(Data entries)
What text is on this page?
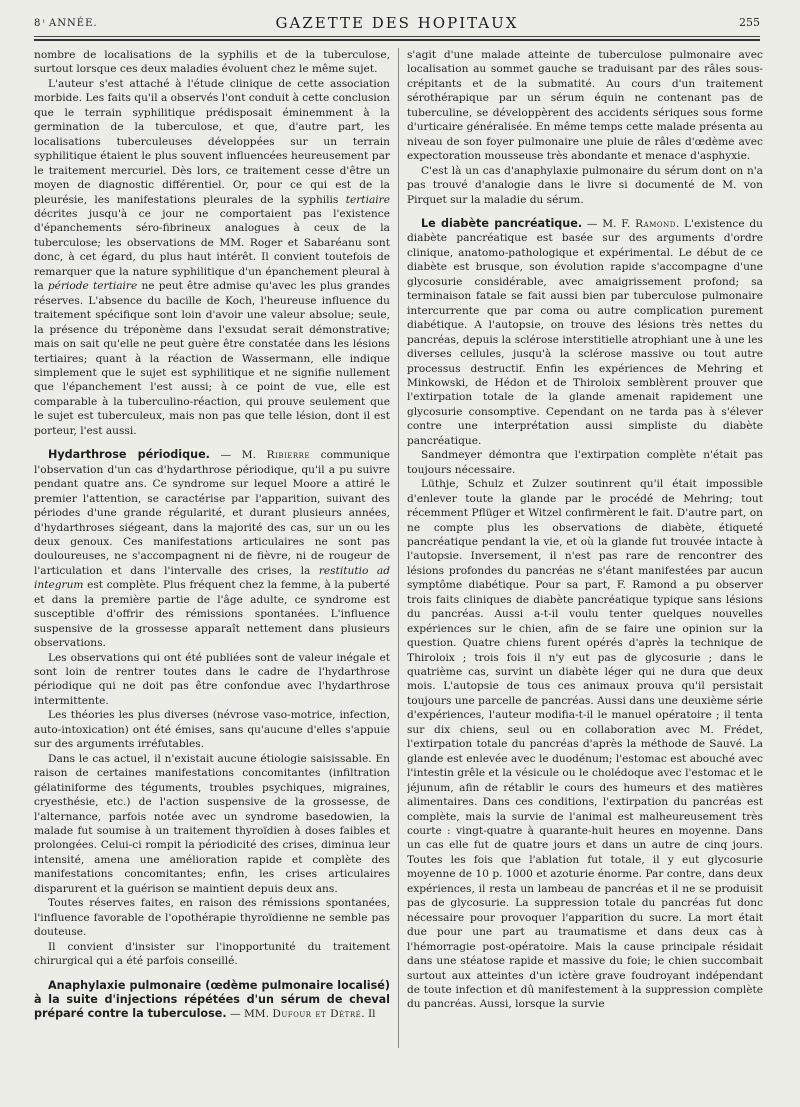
8 ͭ ANNÉE.	GAZETTE DES HOPITAUX	255

nombre de localisations de la syphilis et de la tuberculose, surtout lorsque ces deux maladies évoluent chez le même sujet.

L'auteur s'est attaché à l'étude clinique de cette association morbide. Les faits qu'il a observés l'ont conduit à cette conclusion que le terrain syphilitique prédisposait éminemment à la germination de la tuberculose, et que, d'autre part, les localisations tuberculeuses développées sur un terrain syphilitique étaient le plus souvent influencées heureusement par le traitement mercuriel. Dès lors, ce traitement cesse d'être un moyen de diagnostic différentiel. Or, pour ce qui est de la pleurésie, les manifestations pleurales de la syphilis tertiaire décrites jusqu'à ce jour ne comportaient pas l'existence d'épanchements séro-fibrineux analogues à ceux de la tuberculose; les observations de MM. Roger et Sabaréanu sont donc, à cet égard, du plus haut intérêt. Il convient toutefois de remarquer que la nature syphilitique d'un épanchement pleural à la période tertiaire ne peut être admise qu'avec les plus grandes réserves. L'absence du bacille de Koch, l'heureuse influence du traitement spécifique sont loin d'avoir une valeur absolue; seule, la présence du tréponème dans l'exsudat serait démonstrative; mais on sait qu'elle ne peut guère être constatée dans les lésions tertiaires; quant à la réaction de Wassermann, elle indique simplement que le sujet est syphilitique et ne signifie nullement que l'épanchement l'est aussi; à ce point de vue, elle est comparable à la tuberculino-réaction, qui prouve seulement que le sujet est tuberculeux, mais non pas que telle lésion, dont il est porteur, l'est aussi.

Hydarthrose périodique. — M. Ribierre communique l'observation d'un cas d'hydarthrose périodique, qu'il a pu suivre pendant quatre ans. Ce syndrome sur lequel Moore a attiré le premier l'attention, se caractérise par l'apparition, suivant des périodes d'une grande régularité, et durant plusieurs années, d'hydarthroses siégeant, dans la majorité des cas, sur un ou les deux genoux. Ces manifestations articulaires ne sont pas douloureuses, ne s'accompagnent ni de fièvre, ni de rougeur de l'articulation et dans l'intervalle des crises, la restitutio ad integrum est complète. Plus fréquent chez la femme, à la puberté et dans la première partie de l'âge adulte, ce syndrome est susceptible d'offrir des rémissions spontanées. L'influence suspensive de la grossesse apparaît nettement dans plusieurs observations.

Les observations qui ont été publiées sont de valeur inégale et sont loin de rentrer toutes dans le cadre de l'hydarthrose périodique qui ne doit pas être confondue avec l'hydarthrose intermittente.

Les théories les plus diverses (névrose vaso-motrice, infection, auto-intoxication) ont été émises, sans qu'aucune d'elles s'appuie sur des arguments irréfutables.

Dans le cas actuel, il n'existait aucune étiologie saisissable. En raison de certaines manifestations concomitantes (infiltration gélatiniforme des téguments, troubles psychiques, migraines, cryesthésie, etc.) de l'action suspensive de la grossesse, de l'alternance, parfois notée avec un syndrome basedowien, la malade fut soumise à un traitement thyroïdien à doses faibles et prolongées. Celui-ci rompit la périodicité des crises, diminua leur intensité, amena une amélioration rapide et complète des manifestations concomitantes; enfin, les crises articulaires disparurent et la guérison se maintient depuis deux ans.

Toutes réserves faites, en raison des rémissions spontanées, l'influence favorable de l'opothérapie thyroïdienne ne semble pas douteuse.

Il convient d'insister sur l'inopportunité du traitement chirurgical qui a été parfois conseillé.

Anaphylaxie pulmonaire (œdème pulmonaire localisé) à la suite d'injections répétées d'un sérum de cheval préparé contre la tuberculose. — MM. Dufour et Détré. Il

s'agit d'une malade atteinte de tuberculose pulmonaire avec localisation au sommet gauche se traduisant par des râles sous-crépitants et de la submatité. Au cours d'un traitement sérothérapique par un sérum équin ne contenant pas de tuberculine, se développèrent des accidents sériques sous forme d'urticaire généralisée. En même temps cette malade présenta au niveau de son foyer pulmonaire une pluie de râles d'œdème avec expectoration mousseuse très abondante et menace d'asphyxie.

C'est là un cas d'anaphylaxie pulmonaire du sérum dont on n'a pas trouvé d'analogie dans le livre si documenté de M. von Pirquet sur la maladie du sérum.

Le diabète pancréatique. — M. F. Ramond. L'existence du diabète pancréatique est basée sur des arguments d'ordre clinique, anatomo-pathologique et expérimental. Le début de ce diabète est brusque, son évolution rapide s'accompagne d'une glycosurie considérable, avec amaigrissement profond; sa terminaison fatale se fait aussi bien par tuberculose pulmonaire intercurrente que par coma ou autre complication purement diabétique. A l'autopsie, on trouve des lésions très nettes du pancréas, depuis la sclérose interstitielle atrophiant une à une les diverses cellules, jusqu'à la sclérose massive ou tout autre processus destructif. Enfin les expériences de Mehring et Minkowski, de Hédon et de Thiroloix semblèrent prouver que l'extirpation totale de la glande amenait rapidement une glycosurie consomptive. Cependant on ne tarda pas à s'élever contre une interprétation aussi simpliste du diabète pancréatique.

Sandmeyer démontra que l'extirpation complète n'était pas toujours nécessaire.

Lüthje, Schulz et Zulzer soutinrent qu'il était impossible d'enlever toute la glande par le procédé de Mehring; tout récemment Pflüger et Witzel confirmèrent le fait. D'autre part, on ne compte plus les observations de diabète, étiqueté pancréatique pendant la vie, et où la glande fut trouvée intacte à l'autopsie. Inversement, il n'est pas rare de rencontrer des lésions profondes du pancréas ne s'étant manifestées par aucun symptôme diabétique. Pour sa part, F. Ramond a pu observer trois faits cliniques de diabète pancréatique typique sans lésions du pancréas. Aussi a-t-il voulu tenter quelques nouvelles expériences sur le chien, afin de se faire une opinion sur la question. Quatre chiens furent opérés d'après la technique de Thiroloix ; trois fois il n'y eut pas de glycosurie ; dans le quatrième cas, survint un diabète léger qui ne dura que deux mois. L'autopsie de tous ces animaux prouva qu'il persistait toujours une parcelle de pancréas. Aussi dans une deuxième série d'expériences, l'auteur modifia-t-il le manuel opératoire ; il tenta sur dix chiens, seul ou en collaboration avec M. Frédet, l'extirpation totale du pancréas d'après la méthode de Sauvé. La glande est enlevée avec le duodénum; l'estomac est abouché avec l'intestin grêle et la vésicule ou le cholédoque avec l'estomac et le jéjunum, afin de rétablir le cours des humeurs et des matières alimentaires. Dans ces conditions, l'extirpation du pancréas est complète, mais la survie de l'animal est malheureusement très courte : vingt-quatre à quarante-huit heures en moyenne. Dans un cas elle fut de quatre jours et dans un autre de cinq jours. Toutes les fois que l'ablation fut totale, il y eut glycosurie moyenne de 10 p. 1000 et azoturie énorme. Par contre, dans deux expériences, il resta un lambeau de pancréas et il ne se produisit pas de glycosurie. La suppression totale du pancréas fut donc nécessaire pour provoquer l'apparition du sucre. La mort était due pour une part au traumatisme et dans deux cas à l'hémorragie post-opératoire. Mais la cause principale résidait dans une stéatose rapide et massive du foie; le chien succombait surtout aux atteintes d'un ictère grave foudroyant indépendant de toute infection et dû manifestement à la suppression complète du pancréas. Aussi, lorsque la survie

* _GOAL OF THE EXERCISE_:
What is the number of lines containing "grossesse"? Give that number only.

* _ANSWER FOR THE TASK_:
2